● Set problem
Filter this material down to the lines that hold "facing", copying each one.

● Material supplied
______

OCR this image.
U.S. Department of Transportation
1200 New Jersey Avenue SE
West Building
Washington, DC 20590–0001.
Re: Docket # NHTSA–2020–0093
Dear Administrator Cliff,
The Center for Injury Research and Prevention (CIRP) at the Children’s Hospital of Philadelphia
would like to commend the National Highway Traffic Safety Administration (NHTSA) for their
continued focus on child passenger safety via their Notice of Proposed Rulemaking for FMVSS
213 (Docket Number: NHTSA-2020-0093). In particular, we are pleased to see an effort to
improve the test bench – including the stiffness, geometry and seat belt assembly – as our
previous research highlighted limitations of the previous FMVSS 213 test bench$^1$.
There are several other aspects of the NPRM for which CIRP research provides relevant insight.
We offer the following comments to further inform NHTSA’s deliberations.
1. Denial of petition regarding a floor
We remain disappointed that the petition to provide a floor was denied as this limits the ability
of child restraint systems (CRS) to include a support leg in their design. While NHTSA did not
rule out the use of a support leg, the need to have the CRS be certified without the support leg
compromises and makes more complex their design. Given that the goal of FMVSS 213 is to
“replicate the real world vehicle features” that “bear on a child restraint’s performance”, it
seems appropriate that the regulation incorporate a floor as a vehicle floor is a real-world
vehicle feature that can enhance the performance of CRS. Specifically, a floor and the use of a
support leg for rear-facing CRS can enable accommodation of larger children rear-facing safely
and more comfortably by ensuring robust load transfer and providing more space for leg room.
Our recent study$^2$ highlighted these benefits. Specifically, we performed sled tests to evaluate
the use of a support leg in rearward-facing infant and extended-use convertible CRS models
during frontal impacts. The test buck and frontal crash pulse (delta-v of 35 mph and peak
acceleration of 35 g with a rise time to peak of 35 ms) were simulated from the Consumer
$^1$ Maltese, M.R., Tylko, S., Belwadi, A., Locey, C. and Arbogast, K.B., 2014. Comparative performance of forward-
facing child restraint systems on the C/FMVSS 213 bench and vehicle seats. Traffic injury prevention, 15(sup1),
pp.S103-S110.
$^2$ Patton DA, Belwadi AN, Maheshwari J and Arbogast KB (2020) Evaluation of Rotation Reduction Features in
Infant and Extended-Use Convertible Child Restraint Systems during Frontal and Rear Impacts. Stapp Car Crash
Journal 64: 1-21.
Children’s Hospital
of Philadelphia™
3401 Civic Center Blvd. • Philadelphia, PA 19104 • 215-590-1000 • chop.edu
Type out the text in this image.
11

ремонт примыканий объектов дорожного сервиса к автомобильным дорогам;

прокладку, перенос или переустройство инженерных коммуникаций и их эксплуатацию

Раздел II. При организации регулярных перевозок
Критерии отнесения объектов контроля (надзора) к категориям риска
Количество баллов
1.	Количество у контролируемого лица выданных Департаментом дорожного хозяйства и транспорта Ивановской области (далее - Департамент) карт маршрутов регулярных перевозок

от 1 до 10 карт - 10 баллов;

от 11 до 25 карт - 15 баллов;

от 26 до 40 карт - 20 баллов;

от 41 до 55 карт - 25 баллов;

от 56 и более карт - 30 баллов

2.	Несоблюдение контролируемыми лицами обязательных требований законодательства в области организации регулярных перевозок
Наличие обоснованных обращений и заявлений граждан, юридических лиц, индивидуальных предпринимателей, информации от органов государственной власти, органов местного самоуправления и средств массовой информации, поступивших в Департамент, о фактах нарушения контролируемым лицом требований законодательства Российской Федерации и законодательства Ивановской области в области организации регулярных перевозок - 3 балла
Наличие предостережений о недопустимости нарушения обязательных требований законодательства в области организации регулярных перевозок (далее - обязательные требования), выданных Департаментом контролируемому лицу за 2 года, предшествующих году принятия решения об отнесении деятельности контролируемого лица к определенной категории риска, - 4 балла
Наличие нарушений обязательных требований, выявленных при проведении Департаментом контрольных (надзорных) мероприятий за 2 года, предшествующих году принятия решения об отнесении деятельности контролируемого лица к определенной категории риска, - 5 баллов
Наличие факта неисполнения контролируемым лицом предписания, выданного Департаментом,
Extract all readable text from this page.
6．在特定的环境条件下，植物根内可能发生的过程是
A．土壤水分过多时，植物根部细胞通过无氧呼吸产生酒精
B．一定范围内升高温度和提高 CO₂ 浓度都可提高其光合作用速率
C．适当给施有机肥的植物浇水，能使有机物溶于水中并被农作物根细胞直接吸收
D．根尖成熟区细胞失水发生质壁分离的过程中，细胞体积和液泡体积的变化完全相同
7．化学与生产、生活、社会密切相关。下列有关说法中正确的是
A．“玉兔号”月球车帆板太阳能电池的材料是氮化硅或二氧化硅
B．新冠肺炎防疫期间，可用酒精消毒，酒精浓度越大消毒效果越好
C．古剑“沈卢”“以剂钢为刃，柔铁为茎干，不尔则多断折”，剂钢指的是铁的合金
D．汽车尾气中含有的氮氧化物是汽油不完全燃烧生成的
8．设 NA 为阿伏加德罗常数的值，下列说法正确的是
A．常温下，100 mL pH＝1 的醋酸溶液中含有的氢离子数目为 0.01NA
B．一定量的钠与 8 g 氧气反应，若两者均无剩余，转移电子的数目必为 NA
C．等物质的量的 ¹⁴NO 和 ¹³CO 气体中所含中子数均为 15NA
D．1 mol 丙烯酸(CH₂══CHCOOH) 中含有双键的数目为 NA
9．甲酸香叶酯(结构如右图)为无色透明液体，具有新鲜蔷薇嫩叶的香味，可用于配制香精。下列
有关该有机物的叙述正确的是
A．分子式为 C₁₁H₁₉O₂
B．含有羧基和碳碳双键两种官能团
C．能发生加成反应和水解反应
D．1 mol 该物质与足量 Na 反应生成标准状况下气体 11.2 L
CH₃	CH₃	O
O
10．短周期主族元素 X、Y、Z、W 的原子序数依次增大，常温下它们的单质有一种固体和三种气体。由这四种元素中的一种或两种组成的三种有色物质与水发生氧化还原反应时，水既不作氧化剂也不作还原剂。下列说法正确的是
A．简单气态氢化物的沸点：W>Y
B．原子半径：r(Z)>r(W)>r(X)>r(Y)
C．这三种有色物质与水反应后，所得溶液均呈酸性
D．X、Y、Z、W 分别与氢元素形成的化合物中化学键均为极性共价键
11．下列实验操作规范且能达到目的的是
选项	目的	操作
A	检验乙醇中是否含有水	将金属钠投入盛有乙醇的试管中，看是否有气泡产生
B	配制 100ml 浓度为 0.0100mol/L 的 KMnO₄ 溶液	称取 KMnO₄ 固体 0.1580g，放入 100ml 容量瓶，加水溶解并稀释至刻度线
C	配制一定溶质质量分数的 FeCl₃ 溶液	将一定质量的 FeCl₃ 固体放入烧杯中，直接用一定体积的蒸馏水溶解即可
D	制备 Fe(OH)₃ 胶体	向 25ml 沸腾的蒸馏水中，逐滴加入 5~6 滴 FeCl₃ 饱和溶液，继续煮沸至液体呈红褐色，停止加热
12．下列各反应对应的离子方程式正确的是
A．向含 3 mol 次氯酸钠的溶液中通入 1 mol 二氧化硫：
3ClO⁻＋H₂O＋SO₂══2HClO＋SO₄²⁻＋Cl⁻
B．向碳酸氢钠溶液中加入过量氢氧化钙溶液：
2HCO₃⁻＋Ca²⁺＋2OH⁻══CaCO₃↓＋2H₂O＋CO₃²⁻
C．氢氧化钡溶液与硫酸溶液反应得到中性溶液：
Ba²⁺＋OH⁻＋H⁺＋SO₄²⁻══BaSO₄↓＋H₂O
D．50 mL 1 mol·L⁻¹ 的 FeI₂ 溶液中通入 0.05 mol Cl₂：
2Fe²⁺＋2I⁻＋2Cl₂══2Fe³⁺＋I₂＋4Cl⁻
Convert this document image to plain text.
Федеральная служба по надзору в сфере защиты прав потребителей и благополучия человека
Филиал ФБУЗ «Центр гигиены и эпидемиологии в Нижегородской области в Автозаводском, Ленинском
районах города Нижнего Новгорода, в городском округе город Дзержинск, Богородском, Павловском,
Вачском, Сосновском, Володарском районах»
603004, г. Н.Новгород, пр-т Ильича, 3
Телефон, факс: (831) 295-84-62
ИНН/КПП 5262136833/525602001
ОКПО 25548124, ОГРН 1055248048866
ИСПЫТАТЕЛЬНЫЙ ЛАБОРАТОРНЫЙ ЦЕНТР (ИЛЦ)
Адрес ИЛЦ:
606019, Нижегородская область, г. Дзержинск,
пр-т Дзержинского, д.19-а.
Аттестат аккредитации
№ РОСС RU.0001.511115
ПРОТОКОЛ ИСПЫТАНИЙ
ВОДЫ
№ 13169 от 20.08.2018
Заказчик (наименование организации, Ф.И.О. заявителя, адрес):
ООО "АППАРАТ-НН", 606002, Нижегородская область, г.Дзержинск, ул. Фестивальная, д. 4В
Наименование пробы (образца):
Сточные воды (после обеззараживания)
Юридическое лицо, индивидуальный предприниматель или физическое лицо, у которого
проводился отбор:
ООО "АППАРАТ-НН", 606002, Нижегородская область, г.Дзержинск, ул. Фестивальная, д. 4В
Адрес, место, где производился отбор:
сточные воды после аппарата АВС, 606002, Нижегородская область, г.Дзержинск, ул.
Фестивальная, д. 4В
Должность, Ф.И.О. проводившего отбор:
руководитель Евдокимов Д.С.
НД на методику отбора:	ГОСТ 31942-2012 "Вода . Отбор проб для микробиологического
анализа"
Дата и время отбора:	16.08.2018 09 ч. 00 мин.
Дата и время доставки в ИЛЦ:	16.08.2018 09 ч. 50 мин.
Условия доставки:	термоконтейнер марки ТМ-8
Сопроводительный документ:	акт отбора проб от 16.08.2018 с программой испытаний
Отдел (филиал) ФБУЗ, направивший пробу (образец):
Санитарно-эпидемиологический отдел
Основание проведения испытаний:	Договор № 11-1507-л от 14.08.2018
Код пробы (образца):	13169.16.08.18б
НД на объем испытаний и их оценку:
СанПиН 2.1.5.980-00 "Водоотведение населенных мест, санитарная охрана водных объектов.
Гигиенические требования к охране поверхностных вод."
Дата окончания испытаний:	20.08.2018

______

● Task solution
support leg for rear-facing CRS can enable accommodation of larger children rear-facing safely
the use of a support leg in rearward-facing infant and extended-use convertible CRS models
facing child restraint systems on the C/FMVSS 213 bench and vehicle seats. Traffic injury prevention, 15(sup1),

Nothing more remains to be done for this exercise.